(Collected data)
>> BEGIN
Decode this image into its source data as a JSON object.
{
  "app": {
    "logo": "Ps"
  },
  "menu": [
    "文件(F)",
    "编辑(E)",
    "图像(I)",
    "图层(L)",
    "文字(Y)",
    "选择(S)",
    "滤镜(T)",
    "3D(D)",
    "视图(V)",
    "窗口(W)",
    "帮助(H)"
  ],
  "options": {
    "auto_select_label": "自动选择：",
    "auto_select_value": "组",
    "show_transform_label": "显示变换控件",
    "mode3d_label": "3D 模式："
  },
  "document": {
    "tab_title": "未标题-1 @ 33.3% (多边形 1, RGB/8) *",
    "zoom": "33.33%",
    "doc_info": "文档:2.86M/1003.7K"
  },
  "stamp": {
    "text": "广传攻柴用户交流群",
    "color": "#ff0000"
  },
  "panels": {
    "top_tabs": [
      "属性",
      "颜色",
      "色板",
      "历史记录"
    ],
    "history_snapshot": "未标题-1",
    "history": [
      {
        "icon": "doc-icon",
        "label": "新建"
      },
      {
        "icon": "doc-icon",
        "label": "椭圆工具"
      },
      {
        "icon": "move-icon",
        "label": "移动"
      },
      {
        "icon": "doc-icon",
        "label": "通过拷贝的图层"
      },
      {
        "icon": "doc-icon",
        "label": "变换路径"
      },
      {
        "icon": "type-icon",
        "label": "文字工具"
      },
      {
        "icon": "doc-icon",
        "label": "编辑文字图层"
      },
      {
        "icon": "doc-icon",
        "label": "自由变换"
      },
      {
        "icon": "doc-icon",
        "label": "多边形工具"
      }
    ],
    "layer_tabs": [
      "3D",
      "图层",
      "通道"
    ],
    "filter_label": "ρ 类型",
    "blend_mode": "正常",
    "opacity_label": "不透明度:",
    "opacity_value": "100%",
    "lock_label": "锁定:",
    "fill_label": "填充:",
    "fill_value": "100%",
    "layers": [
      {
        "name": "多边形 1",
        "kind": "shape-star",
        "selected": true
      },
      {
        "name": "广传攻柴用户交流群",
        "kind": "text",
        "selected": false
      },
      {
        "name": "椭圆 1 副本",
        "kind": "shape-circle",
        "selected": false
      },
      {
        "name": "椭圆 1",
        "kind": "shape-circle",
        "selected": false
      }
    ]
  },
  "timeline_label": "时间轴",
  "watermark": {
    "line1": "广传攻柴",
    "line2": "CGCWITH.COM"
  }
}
>> END
TASK DIRECTIONS: Return every entry exactly as given.

SOLUTION FOR THIS PROBLEM:
Decode this image into its source data as a JSON object.
{
  "app": {
    "logo": "Ps"
  },
  "menu": [
    "文件(F)",
    "编辑(E)",
    "图像(I)",
    "图层(L)",
    "文字(Y)",
    "选择(S)",
    "滤镜(T)",
    "3D(D)",
    "视图(V)",
    "窗口(W)",
    "帮助(H)"
  ],
  "options": {
    "auto_select_label": "自动选择：",
    "auto_select_value": "组",
    "show_transform_label": "显示变换控件",
    "mode3d_label": "3D 模式："
  },
  "document": {
    "tab_title": "未标题-1 @ 33.3% (多边形 1, RGB/8) *",
    "zoom": "33.33%",
    "doc_info": "文档:2.86M/1003.7K"
  },
  "stamp": {
    "text": "广传攻柴用户交流群",
    "color": "#ff0000"
  },
  "panels": {
    "top_tabs": [
      "属性",
      "颜色",
      "色板",
      "历史记录"
    ],
    "history_snapshot": "未标题-1",
    "history": [
      {
        "icon": "doc-icon",
        "label": "新建"
      },
      {
        "icon": "doc-icon",
        "label": "椭圆工具"
      },
      {
        "icon": "move-icon",
        "label": "移动"
      },
      {
        "icon": "doc-icon",
        "label": "通过拷贝的图层"
      },
      {
        "icon": "doc-icon",
        "label": "变换路径"
      },
      {
        "icon": "type-icon",
        "label": "文字工具"
      },
      {
        "icon": "doc-icon",
        "label": "编辑文字图层"
      },
      {
        "icon": "doc-icon",
        "label": "自由变换"
      },
      {
        "icon": "doc-icon",
        "label": "多边形工具"
      }
    ],
    "layer_tabs": [
      "3D",
      "图层",
      "通道"
    ],
    "filter_label": "ρ 类型",
    "blend_mode": "正常",
    "opacity_label": "不透明度:",
    "opacity_value": "100%",
    "lock_label": "锁定:",
    "fill_label": "填充:",
    "fill_value": "100%",
    "layers": [
      {
        "name": "多边形 1",
        "kind": "shape-star",
        "selected": true
      },
      {
        "name": "广传攻柴用户交流群",
        "kind": "text",
        "selected": false
      },
      {
        "name": "椭圆 1 副本",
        "kind": "shape-circle",
        "selected": false
      },
      {
        "name": "椭圆 1",
        "kind": "shape-circle",
        "selected": false
      }
    ]
  },
  "timeline_label": "时间轴",
  "watermark": {
    "line1": "广传攻柴",
    "line2": "CGCWITH.COM"
  }
}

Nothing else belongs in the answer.